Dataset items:
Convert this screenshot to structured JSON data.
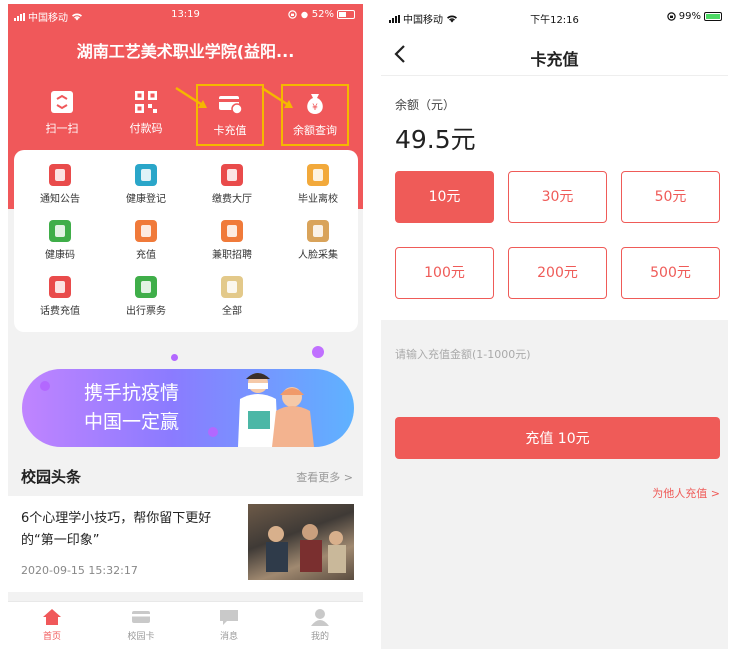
{
  "left": {
    "status": {
      "carrier": "中国移动",
      "time": "13:19",
      "battery": "52%",
      "battery_level": 0.52
    },
    "title": "湖南工艺美术职业学院(益阳...",
    "quick": [
      {
        "label": "扫一扫",
        "icon": "scan-icon"
      },
      {
        "label": "付款码",
        "icon": "qrcode-icon"
      },
      {
        "label": "卡充值",
        "icon": "card-recharge-icon"
      },
      {
        "label": "余额查询",
        "icon": "money-bag-icon"
      }
    ],
    "grid": [
      {
        "label": "通知公告",
        "icon": "notice-icon",
        "color": "#e94b4b"
      },
      {
        "label": "健康登记",
        "icon": "health-register-icon",
        "color": "#2aa6c9"
      },
      {
        "label": "缴费大厅",
        "icon": "payment-icon",
        "color": "#e94b4b"
      },
      {
        "label": "毕业离校",
        "icon": "graduation-icon",
        "color": "#f2a93b"
      },
      {
        "label": "健康码",
        "icon": "health-code-icon",
        "color": "#3fae49"
      },
      {
        "label": "充值",
        "icon": "recharge-icon",
        "color": "#f07a3a"
      },
      {
        "label": "兼职招聘",
        "icon": "job-icon",
        "color": "#f07a3a"
      },
      {
        "label": "人脸采集",
        "icon": "face-capture-icon",
        "color": "#d9a35a"
      },
      {
        "label": "话费充值",
        "icon": "phone-bill-icon",
        "color": "#e94b4b"
      },
      {
        "label": "出行票务",
        "icon": "ticket-icon",
        "color": "#3fae49"
      },
      {
        "label": "全部",
        "icon": "all-icon",
        "color": "#e3c98a"
      }
    ],
    "banner": {
      "line1": "携手抗疫情",
      "line2": "中国一定赢"
    },
    "news": {
      "heading": "校园头条",
      "more": "查看更多 >",
      "item": {
        "title": "6个心理学小技巧，帮你留下更好的“第一印象”",
        "date": "2020-09-15 15:32:17"
      }
    },
    "tabs": [
      {
        "label": "首页",
        "icon": "home-icon"
      },
      {
        "label": "校园卡",
        "icon": "campus-card-icon"
      },
      {
        "label": "消息",
        "icon": "message-icon"
      },
      {
        "label": "我的",
        "icon": "profile-icon"
      }
    ],
    "colors": {
      "header": "#f0585a",
      "highlight": "#f5b700"
    }
  },
  "right": {
    "status": {
      "carrier": "中国移动",
      "time": "下午12:16",
      "battery": "99%",
      "battery_level": 0.99
    },
    "title": "卡充值",
    "balance_label": "余额（元）",
    "balance_value": "49.5元",
    "amounts": [
      "10元",
      "30元",
      "50元",
      "100元",
      "200元",
      "500元"
    ],
    "selected_amount": "10元",
    "input_placeholder": "请输入充值金额(1-1000元)",
    "submit_label": "充值 10元",
    "other_link": "为他人充值 >",
    "colors": {
      "accent": "#ef5b58"
    }
  }
}
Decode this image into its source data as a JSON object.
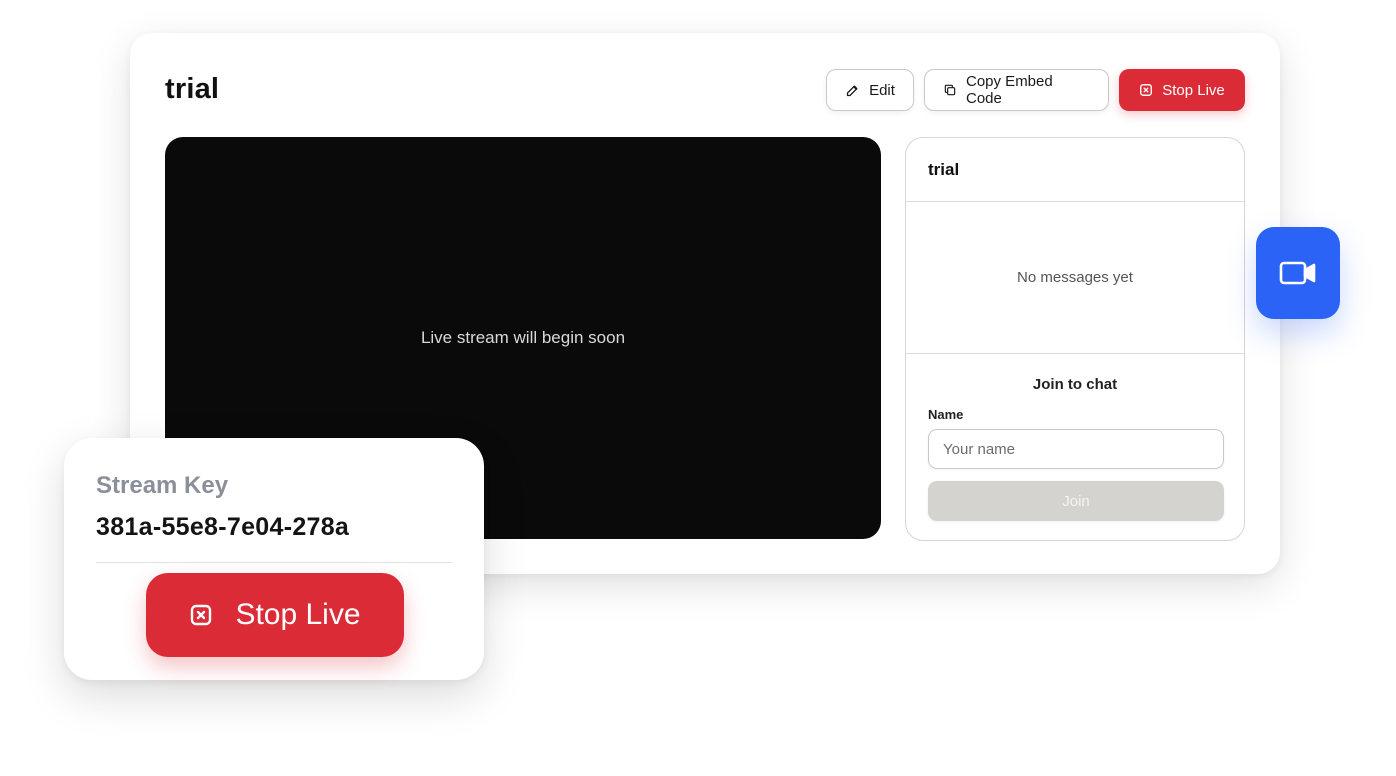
{
  "header": {
    "title": "trial"
  },
  "toolbar": {
    "edit_label": "Edit",
    "copy_label": "Copy Embed Code",
    "stop_label": "Stop Live"
  },
  "video": {
    "placeholder": "Live stream will begin soon"
  },
  "chat": {
    "title": "trial",
    "empty_message": "No messages yet",
    "join_title": "Join to chat",
    "name_label": "Name",
    "name_placeholder": "Your name",
    "join_label": "Join"
  },
  "stream_key_card": {
    "label": "Stream Key",
    "value": "381a-55e8-7e04-278a",
    "stop_label": "Stop Live"
  },
  "icons": {
    "edit": "pencil-icon",
    "copy": "copy-icon",
    "stop": "stop-live-icon",
    "camera": "video-camera-icon"
  },
  "colors": {
    "accent_red": "#db2b36",
    "accent_blue": "#2b63f6",
    "video_bg": "#0a0a0a",
    "join_disabled": "#d4d3cf"
  }
}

Requirements
Go through the material above and print all of it exactly, except the pictures.

Response to the exercise
Convert this screenshot to structured JSON data.
{
  "left": {
    "status": {
      "carrier": "中国移动",
      "time": "13:19",
      "battery": "52%",
      "battery_level": 0.52
    },
    "title": "湖南工艺美术职业学院(益阳...",
    "quick": [
      {
        "label": "扫一扫",
        "icon": "scan-icon"
      },
      {
        "label": "付款码",
        "icon": "qrcode-icon"
      },
      {
        "label": "卡充值",
        "icon": "card-recharge-icon"
      },
      {
        "label": "余额查询",
        "icon": "money-bag-icon"
      }
    ],
    "grid": [
      {
        "label": "通知公告",
        "icon": "notice-icon",
        "color": "#e94b4b"
      },
      {
        "label": "健康登记",
        "icon": "health-register-icon",
        "color": "#2aa6c9"
      },
      {
        "label": "缴费大厅",
        "icon": "payment-icon",
        "color": "#e94b4b"
      },
      {
        "label": "毕业离校",
        "icon": "graduation-icon",
        "color": "#f2a93b"
      },
      {
        "label": "健康码",
        "icon": "health-code-icon",
        "color": "#3fae49"
      },
      {
        "label": "充值",
        "icon": "recharge-icon",
        "color": "#f07a3a"
      },
      {
        "label": "兼职招聘",
        "icon": "job-icon",
        "color": "#f07a3a"
      },
      {
        "label": "人脸采集",
        "icon": "face-capture-icon",
        "color": "#d9a35a"
      },
      {
        "label": "话费充值",
        "icon": "phone-bill-icon",
        "color": "#e94b4b"
      },
      {
        "label": "出行票务",
        "icon": "ticket-icon",
        "color": "#3fae49"
      },
      {
        "label": "全部",
        "icon": "all-icon",
        "color": "#e3c98a"
      }
    ],
    "banner": {
      "line1": "携手抗疫情",
      "line2": "中国一定赢"
    },
    "news": {
      "heading": "校园头条",
      "more": "查看更多 >",
      "item": {
        "title": "6个心理学小技巧，帮你留下更好的“第一印象”",
        "date": "2020-09-15 15:32:17"
      }
    },
    "tabs": [
      {
        "label": "首页",
        "icon": "home-icon"
      },
      {
        "label": "校园卡",
        "icon": "campus-card-icon"
      },
      {
        "label": "消息",
        "icon": "message-icon"
      },
      {
        "label": "我的",
        "icon": "profile-icon"
      }
    ],
    "colors": {
      "header": "#f0585a",
      "highlight": "#f5b700"
    }
  },
  "right": {
    "status": {
      "carrier": "中国移动",
      "time": "下午12:16",
      "battery": "99%",
      "battery_level": 0.99
    },
    "title": "卡充值",
    "balance_label": "余额（元）",
    "balance_value": "49.5元",
    "amounts": [
      "10元",
      "30元",
      "50元",
      "100元",
      "200元",
      "500元"
    ],
    "selected_amount": "10元",
    "input_placeholder": "请输入充值金额(1-1000元)",
    "submit_label": "充值 10元",
    "other_link": "为他人充值 >",
    "colors": {
      "accent": "#ef5b58"
    }
  }
}
Decode this image into its source data as a JSON object.
{
  "header": {
    "title": "trial"
  },
  "toolbar": {
    "edit_label": "Edit",
    "copy_label": "Copy Embed Code",
    "stop_label": "Stop Live"
  },
  "video": {
    "placeholder": "Live stream will begin soon"
  },
  "chat": {
    "title": "trial",
    "empty_message": "No messages yet",
    "join_title": "Join to chat",
    "name_label": "Name",
    "name_placeholder": "Your name",
    "join_label": "Join"
  },
  "stream_key_card": {
    "label": "Stream Key",
    "value": "381a-55e8-7e04-278a",
    "stop_label": "Stop Live"
  },
  "icons": {
    "edit": "pencil-icon",
    "copy": "copy-icon",
    "stop": "stop-live-icon",
    "camera": "video-camera-icon"
  },
  "colors": {
    "accent_red": "#db2b36",
    "accent_blue": "#2b63f6",
    "video_bg": "#0a0a0a",
    "join_disabled": "#d4d3cf"
  }
}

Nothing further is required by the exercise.